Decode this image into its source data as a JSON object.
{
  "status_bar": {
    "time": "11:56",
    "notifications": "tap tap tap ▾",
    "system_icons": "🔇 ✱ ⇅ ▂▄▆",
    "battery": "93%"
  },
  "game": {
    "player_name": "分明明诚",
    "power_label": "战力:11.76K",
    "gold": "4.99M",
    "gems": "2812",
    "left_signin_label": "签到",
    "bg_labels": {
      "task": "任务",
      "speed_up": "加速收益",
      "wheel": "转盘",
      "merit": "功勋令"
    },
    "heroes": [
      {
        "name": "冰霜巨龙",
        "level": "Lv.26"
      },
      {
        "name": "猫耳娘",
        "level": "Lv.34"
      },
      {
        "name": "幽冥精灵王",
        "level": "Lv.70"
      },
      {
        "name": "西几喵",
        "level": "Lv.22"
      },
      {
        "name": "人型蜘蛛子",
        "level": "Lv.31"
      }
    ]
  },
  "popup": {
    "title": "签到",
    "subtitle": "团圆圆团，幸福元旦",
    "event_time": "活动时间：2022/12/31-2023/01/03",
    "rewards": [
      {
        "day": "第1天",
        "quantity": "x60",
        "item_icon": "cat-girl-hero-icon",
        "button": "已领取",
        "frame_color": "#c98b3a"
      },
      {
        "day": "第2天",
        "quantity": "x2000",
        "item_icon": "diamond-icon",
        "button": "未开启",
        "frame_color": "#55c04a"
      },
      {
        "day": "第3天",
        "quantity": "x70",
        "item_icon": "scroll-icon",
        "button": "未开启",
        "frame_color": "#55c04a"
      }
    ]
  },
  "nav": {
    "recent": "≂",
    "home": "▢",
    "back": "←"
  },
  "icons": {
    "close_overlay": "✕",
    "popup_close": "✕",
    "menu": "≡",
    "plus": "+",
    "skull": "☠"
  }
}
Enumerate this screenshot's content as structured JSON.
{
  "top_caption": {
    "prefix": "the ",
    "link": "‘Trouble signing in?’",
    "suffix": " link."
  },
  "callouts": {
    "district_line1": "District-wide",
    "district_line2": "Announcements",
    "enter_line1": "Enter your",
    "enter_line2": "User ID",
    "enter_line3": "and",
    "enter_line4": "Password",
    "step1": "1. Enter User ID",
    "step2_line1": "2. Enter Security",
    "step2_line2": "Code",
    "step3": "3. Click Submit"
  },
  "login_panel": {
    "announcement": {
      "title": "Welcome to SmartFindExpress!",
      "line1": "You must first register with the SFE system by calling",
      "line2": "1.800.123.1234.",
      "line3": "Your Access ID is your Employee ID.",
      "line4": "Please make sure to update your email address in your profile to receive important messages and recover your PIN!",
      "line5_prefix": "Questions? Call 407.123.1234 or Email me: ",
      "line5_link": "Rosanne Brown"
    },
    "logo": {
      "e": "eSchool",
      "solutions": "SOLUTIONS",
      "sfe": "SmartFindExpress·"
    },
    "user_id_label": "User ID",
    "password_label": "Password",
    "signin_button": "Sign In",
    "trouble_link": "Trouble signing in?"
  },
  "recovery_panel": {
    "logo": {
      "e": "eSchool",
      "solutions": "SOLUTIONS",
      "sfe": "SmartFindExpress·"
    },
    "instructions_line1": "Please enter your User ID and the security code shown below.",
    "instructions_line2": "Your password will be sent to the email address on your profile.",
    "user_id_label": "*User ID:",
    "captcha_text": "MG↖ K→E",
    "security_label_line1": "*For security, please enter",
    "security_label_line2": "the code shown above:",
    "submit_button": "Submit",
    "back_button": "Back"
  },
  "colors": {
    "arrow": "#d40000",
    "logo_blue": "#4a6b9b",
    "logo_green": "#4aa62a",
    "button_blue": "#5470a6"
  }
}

Objective →
Repeat the data precisely, line by line.

Answer to this problem →
Decode this image into its source data as a JSON object.
{
  "status_bar": {
    "time": "11:56",
    "notifications": "tap tap tap ▾",
    "system_icons": "🔇 ✱ ⇅ ▂▄▆",
    "battery": "93%"
  },
  "game": {
    "player_name": "分明明诚",
    "power_label": "战力:11.76K",
    "gold": "4.99M",
    "gems": "2812",
    "left_signin_label": "签到",
    "bg_labels": {
      "task": "任务",
      "speed_up": "加速收益",
      "wheel": "转盘",
      "merit": "功勋令"
    },
    "heroes": [
      {
        "name": "冰霜巨龙",
        "level": "Lv.26"
      },
      {
        "name": "猫耳娘",
        "level": "Lv.34"
      },
      {
        "name": "幽冥精灵王",
        "level": "Lv.70"
      },
      {
        "name": "西几喵",
        "level": "Lv.22"
      },
      {
        "name": "人型蜘蛛子",
        "level": "Lv.31"
      }
    ]
  },
  "popup": {
    "title": "签到",
    "subtitle": "团圆圆团，幸福元旦",
    "event_time": "活动时间：2022/12/31-2023/01/03",
    "rewards": [
      {
        "day": "第1天",
        "quantity": "x60",
        "item_icon": "cat-girl-hero-icon",
        "button": "已领取",
        "frame_color": "#c98b3a"
      },
      {
        "day": "第2天",
        "quantity": "x2000",
        "item_icon": "diamond-icon",
        "button": "未开启",
        "frame_color": "#55c04a"
      },
      {
        "day": "第3天",
        "quantity": "x70",
        "item_icon": "scroll-icon",
        "button": "未开启",
        "frame_color": "#55c04a"
      }
    ]
  },
  "nav": {
    "recent": "≂",
    "home": "▢",
    "back": "←"
  },
  "icons": {
    "close_overlay": "✕",
    "popup_close": "✕",
    "menu": "≡",
    "plus": "+",
    "skull": "☠"
  }
}
Enumerate this screenshot's content as structured JSON.
{
  "top_caption": {
    "prefix": "the ",
    "link": "‘Trouble signing in?’",
    "suffix": " link."
  },
  "callouts": {
    "district_line1": "District-wide",
    "district_line2": "Announcements",
    "enter_line1": "Enter your",
    "enter_line2": "User ID",
    "enter_line3": "and",
    "enter_line4": "Password",
    "step1": "1. Enter User ID",
    "step2_line1": "2. Enter Security",
    "step2_line2": "Code",
    "step3": "3. Click Submit"
  },
  "login_panel": {
    "announcement": {
      "title": "Welcome to SmartFindExpress!",
      "line1": "You must first register with the SFE system by calling",
      "line2": "1.800.123.1234.",
      "line3": "Your Access ID is your Employee ID.",
      "line4": "Please make sure to update your email address in your profile to receive important messages and recover your PIN!",
      "line5_prefix": "Questions? Call 407.123.1234 or Email me: ",
      "line5_link": "Rosanne Brown"
    },
    "logo": {
      "e": "eSchool",
      "solutions": "SOLUTIONS",
      "sfe": "SmartFindExpress·"
    },
    "user_id_label": "User ID",
    "password_label": "Password",
    "signin_button": "Sign In",
    "trouble_link": "Trouble signing in?"
  },
  "recovery_panel": {
    "logo": {
      "e": "eSchool",
      "solutions": "SOLUTIONS",
      "sfe": "SmartFindExpress·"
    },
    "instructions_line1": "Please enter your User ID and the security code shown below.",
    "instructions_line2": "Your password will be sent to the email address on your profile.",
    "user_id_label": "*User ID:",
    "captcha_text": "MG↖ K→E",
    "security_label_line1": "*For security, please enter",
    "security_label_line2": "the code shown above:",
    "submit_button": "Submit",
    "back_button": "Back"
  },
  "colors": {
    "arrow": "#d40000",
    "logo_blue": "#4a6b9b",
    "logo_green": "#4aa62a",
    "button_blue": "#5470a6"
  }
}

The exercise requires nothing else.